### Aim
Copy each line below that includes "content".

>> BEGIN

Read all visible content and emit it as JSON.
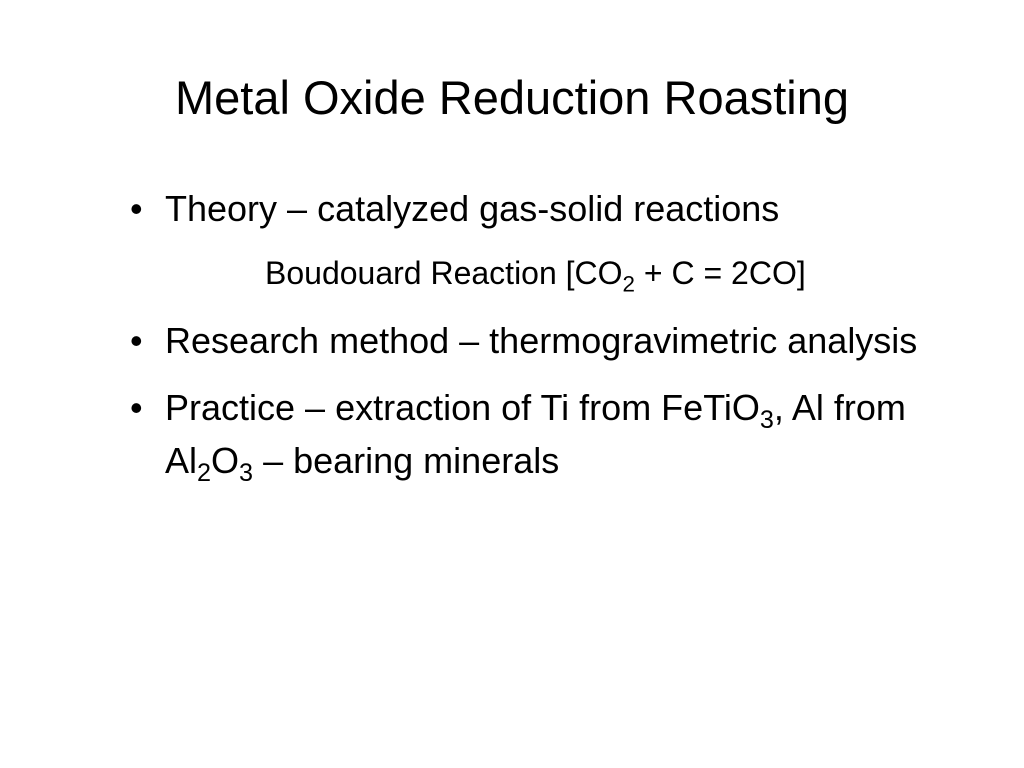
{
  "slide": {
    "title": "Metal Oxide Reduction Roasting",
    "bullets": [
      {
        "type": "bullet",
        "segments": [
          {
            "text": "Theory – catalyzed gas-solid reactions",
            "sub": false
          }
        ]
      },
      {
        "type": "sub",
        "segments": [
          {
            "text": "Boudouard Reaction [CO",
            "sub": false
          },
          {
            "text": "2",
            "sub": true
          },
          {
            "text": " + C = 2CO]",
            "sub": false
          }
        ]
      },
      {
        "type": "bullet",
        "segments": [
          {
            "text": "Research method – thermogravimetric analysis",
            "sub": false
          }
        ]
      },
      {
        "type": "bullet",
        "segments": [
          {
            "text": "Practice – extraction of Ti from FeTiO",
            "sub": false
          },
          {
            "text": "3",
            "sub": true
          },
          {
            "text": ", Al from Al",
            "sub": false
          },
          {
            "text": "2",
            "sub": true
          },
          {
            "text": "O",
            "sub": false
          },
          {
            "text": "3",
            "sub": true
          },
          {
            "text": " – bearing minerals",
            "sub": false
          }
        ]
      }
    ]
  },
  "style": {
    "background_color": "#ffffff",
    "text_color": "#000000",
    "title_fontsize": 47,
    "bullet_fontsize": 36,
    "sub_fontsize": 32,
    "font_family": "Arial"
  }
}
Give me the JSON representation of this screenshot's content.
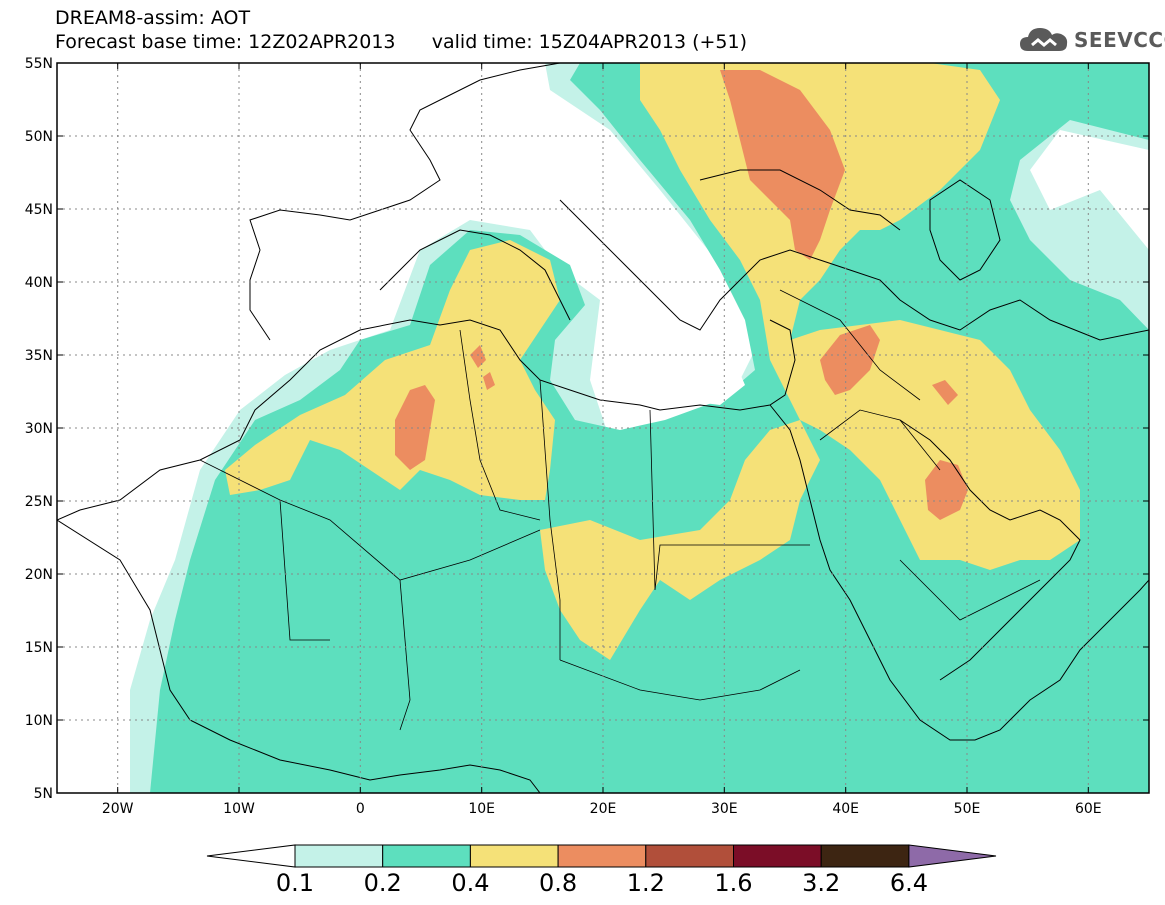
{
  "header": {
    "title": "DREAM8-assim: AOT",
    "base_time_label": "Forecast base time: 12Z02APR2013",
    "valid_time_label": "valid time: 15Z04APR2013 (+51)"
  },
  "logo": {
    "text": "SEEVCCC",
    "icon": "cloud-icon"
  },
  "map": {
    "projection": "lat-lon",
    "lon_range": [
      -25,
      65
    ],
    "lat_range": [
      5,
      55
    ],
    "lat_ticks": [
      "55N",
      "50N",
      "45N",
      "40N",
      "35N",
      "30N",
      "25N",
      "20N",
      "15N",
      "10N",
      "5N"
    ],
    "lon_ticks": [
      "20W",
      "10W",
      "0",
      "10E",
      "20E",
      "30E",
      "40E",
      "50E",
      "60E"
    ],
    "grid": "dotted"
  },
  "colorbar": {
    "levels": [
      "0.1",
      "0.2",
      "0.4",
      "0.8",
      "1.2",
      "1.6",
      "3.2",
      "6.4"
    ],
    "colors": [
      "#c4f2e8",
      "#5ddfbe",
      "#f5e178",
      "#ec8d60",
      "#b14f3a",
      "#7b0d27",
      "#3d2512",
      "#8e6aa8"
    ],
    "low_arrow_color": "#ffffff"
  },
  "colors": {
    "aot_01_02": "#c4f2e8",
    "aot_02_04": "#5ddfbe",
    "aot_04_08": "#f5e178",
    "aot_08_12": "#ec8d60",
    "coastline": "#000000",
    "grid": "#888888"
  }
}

>> END

### Response to the task
Read all visible content and emit it as JSON.
Give me the JSON representation of this screenshot's content.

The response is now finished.